Exercise objective: The answer must be every line of the data that holds the word "structural".

Entries supplied:
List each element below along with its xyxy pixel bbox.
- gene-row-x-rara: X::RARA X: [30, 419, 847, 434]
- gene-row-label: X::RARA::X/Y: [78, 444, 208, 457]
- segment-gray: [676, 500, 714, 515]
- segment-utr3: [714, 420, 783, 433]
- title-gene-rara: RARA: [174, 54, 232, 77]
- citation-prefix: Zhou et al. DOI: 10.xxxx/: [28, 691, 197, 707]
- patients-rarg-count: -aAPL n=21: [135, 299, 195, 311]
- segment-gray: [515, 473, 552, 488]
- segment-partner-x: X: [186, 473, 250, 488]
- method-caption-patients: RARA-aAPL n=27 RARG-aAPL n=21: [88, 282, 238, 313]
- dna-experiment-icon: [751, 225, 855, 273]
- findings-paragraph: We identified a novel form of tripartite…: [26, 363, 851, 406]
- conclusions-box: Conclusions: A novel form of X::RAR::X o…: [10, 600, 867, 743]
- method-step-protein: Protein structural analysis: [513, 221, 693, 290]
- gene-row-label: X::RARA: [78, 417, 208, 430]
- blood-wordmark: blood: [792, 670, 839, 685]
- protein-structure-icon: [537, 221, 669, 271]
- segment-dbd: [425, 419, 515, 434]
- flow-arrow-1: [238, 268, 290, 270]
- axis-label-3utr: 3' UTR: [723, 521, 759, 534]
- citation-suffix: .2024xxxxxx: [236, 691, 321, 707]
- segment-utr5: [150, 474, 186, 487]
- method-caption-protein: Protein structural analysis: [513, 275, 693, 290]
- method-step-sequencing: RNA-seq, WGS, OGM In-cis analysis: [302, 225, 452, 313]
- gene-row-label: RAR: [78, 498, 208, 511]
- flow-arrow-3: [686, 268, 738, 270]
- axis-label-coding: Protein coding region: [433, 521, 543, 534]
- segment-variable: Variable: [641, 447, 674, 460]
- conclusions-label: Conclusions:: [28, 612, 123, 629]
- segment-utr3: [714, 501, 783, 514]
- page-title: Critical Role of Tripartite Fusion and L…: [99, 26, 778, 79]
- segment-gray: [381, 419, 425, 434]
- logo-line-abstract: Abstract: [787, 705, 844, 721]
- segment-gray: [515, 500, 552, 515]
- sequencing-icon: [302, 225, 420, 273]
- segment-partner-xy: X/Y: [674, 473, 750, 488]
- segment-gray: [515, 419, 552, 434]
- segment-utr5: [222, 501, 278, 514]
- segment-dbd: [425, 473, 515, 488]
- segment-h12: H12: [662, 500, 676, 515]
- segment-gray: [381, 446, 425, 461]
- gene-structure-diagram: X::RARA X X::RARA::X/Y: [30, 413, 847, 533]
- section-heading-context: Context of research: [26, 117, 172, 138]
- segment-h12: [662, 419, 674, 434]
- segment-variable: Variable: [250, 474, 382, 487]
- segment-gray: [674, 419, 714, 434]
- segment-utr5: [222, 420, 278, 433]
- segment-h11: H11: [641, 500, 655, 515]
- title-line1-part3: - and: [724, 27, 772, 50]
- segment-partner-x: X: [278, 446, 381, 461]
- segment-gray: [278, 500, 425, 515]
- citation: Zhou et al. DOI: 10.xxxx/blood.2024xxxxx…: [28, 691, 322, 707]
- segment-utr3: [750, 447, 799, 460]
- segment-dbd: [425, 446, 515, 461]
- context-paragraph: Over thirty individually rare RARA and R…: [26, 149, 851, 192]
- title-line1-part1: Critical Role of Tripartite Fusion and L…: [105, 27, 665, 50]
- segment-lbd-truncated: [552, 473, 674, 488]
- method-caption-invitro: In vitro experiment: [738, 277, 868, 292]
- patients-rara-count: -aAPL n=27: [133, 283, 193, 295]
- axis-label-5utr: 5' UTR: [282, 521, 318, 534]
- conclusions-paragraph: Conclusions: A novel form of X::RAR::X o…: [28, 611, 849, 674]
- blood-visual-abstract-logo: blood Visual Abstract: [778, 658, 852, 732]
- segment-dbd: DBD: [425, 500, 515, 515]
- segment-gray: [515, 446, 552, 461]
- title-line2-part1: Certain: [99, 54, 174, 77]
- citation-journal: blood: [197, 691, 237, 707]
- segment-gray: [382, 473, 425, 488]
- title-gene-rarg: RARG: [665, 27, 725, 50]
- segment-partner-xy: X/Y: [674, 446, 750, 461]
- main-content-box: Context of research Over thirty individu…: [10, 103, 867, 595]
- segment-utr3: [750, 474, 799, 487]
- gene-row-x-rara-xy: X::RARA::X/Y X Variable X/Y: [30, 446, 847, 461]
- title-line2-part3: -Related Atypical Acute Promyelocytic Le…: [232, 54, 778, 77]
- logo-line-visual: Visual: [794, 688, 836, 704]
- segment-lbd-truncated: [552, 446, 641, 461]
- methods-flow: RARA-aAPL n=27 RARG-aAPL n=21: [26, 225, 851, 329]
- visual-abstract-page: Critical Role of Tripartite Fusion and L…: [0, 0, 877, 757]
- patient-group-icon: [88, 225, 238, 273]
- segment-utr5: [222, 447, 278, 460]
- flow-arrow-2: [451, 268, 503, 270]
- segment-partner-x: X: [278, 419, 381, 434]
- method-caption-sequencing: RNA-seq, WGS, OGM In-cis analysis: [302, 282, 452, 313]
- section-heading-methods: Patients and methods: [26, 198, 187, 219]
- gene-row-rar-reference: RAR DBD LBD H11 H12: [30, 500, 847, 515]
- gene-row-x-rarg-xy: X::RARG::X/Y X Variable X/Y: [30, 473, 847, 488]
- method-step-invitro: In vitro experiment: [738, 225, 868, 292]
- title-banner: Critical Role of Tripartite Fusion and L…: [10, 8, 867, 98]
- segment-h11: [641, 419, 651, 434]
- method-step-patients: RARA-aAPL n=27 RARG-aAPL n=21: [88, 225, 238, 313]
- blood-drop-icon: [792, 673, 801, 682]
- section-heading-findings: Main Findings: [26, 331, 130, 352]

...

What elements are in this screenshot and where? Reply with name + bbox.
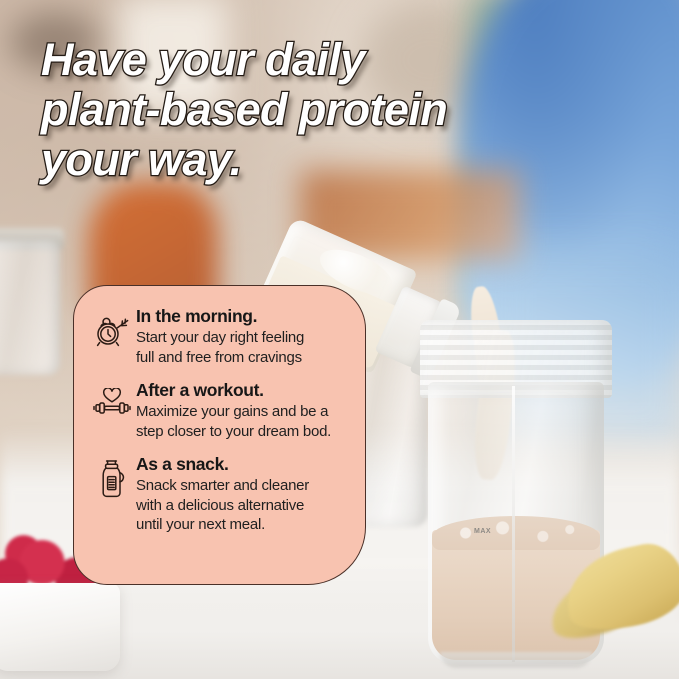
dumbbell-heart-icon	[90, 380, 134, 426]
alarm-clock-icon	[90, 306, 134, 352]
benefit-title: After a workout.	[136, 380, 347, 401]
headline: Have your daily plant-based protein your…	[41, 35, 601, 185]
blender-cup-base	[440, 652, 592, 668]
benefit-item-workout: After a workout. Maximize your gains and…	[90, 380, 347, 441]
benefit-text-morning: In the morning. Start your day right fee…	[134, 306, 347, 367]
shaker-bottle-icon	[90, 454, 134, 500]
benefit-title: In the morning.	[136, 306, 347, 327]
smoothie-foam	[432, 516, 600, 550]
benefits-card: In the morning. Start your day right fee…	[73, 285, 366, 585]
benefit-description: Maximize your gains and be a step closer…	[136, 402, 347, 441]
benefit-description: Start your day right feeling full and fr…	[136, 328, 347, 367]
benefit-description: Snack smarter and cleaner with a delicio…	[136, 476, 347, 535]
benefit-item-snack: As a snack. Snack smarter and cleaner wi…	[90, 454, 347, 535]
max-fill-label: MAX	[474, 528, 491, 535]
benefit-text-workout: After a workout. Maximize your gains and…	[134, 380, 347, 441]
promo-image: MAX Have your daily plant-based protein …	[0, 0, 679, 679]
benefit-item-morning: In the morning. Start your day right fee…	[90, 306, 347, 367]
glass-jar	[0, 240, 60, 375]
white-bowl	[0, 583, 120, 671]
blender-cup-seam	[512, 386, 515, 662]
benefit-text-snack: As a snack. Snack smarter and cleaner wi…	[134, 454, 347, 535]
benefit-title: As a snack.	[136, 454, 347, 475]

...

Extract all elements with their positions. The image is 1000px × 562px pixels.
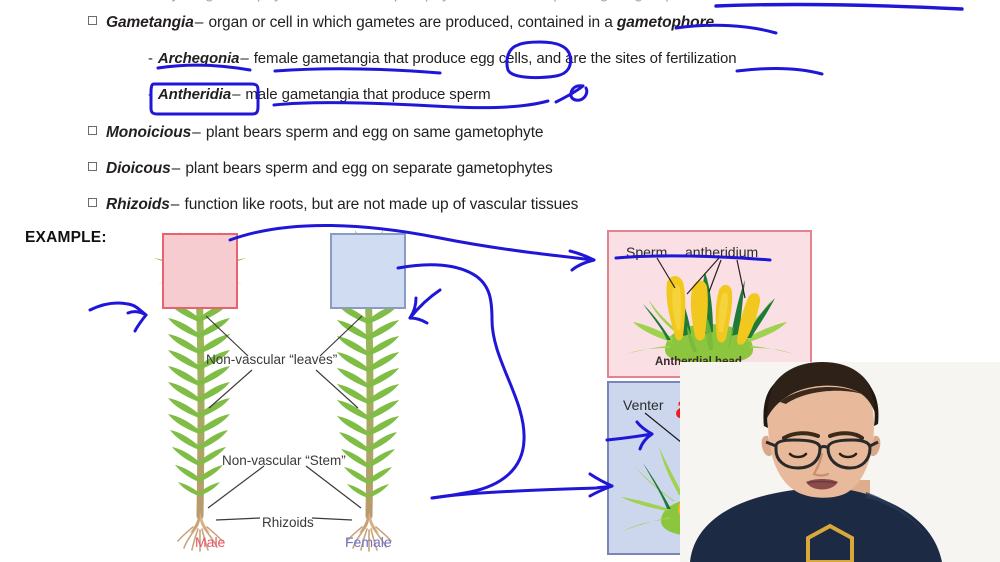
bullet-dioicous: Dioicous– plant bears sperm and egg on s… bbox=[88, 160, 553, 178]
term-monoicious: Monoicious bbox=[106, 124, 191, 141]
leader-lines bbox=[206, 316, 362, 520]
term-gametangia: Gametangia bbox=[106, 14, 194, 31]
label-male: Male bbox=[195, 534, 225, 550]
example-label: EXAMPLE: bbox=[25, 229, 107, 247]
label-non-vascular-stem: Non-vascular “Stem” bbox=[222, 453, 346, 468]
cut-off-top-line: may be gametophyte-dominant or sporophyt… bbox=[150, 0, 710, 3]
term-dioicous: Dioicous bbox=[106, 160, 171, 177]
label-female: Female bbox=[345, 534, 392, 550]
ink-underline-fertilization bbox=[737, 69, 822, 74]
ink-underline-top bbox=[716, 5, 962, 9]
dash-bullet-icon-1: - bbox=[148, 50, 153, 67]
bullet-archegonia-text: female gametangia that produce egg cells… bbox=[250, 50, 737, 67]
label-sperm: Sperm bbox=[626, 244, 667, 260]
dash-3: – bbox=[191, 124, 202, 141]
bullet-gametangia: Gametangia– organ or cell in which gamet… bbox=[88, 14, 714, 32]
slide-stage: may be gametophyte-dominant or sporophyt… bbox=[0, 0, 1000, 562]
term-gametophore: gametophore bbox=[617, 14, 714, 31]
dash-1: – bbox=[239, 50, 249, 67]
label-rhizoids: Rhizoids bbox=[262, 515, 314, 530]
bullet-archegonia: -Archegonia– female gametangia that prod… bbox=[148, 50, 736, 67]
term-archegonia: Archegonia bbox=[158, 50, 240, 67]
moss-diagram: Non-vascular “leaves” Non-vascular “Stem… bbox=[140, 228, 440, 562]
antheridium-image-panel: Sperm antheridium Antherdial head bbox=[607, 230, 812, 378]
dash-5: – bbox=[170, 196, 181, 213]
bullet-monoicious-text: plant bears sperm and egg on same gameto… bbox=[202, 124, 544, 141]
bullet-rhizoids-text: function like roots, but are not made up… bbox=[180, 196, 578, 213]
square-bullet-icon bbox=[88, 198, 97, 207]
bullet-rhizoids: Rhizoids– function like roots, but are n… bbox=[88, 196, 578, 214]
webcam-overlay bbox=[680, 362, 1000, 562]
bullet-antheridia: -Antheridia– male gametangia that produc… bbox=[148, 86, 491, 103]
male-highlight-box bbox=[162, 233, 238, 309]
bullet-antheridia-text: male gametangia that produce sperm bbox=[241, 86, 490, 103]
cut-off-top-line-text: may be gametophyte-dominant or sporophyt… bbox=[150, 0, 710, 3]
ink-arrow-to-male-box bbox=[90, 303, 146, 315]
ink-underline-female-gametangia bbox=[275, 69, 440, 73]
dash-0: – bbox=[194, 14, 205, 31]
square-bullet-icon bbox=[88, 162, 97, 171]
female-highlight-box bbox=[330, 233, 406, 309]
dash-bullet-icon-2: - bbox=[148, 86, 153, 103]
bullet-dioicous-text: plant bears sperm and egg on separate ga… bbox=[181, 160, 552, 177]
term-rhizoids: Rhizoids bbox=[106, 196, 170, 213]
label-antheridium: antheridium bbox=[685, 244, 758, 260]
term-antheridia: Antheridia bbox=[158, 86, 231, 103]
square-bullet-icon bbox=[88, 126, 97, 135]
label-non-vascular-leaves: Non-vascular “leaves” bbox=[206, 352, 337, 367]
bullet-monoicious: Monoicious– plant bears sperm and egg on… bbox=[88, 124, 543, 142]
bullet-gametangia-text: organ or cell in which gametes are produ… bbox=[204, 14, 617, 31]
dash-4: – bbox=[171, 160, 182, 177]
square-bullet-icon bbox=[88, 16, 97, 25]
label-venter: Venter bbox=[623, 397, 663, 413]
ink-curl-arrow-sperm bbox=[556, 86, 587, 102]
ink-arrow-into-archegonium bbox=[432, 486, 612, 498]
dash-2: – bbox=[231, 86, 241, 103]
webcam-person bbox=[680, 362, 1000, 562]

Response to the task:
- method-step-protein: Protein structural analysis: [513, 221, 693, 290]
- method-caption-protein: Protein structural analysis: [513, 275, 693, 290]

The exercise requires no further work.